* Start *

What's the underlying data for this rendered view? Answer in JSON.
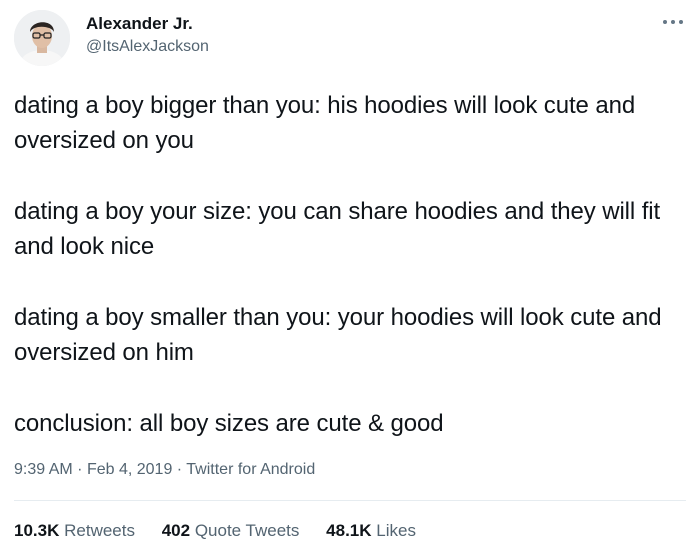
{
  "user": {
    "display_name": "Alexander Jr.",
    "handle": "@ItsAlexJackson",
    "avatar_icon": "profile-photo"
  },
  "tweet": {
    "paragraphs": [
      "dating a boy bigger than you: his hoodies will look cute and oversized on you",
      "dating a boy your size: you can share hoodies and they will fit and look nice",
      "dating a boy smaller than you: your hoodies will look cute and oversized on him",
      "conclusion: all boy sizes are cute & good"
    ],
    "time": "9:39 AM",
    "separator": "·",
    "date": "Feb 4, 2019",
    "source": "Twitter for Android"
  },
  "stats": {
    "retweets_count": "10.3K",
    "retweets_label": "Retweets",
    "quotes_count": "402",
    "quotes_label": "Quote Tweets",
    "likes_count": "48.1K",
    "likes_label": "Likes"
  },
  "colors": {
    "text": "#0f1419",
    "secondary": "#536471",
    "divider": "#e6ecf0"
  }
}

* End *

Copy all lines from the data that hold the word "cute".

      "dating a boy bigger than you: his hoodies will look cute and oversized on you",
      "dating a boy smaller than you: your hoodies will look cute and oversized on him",
      "conclusion: all boy sizes are cute & good"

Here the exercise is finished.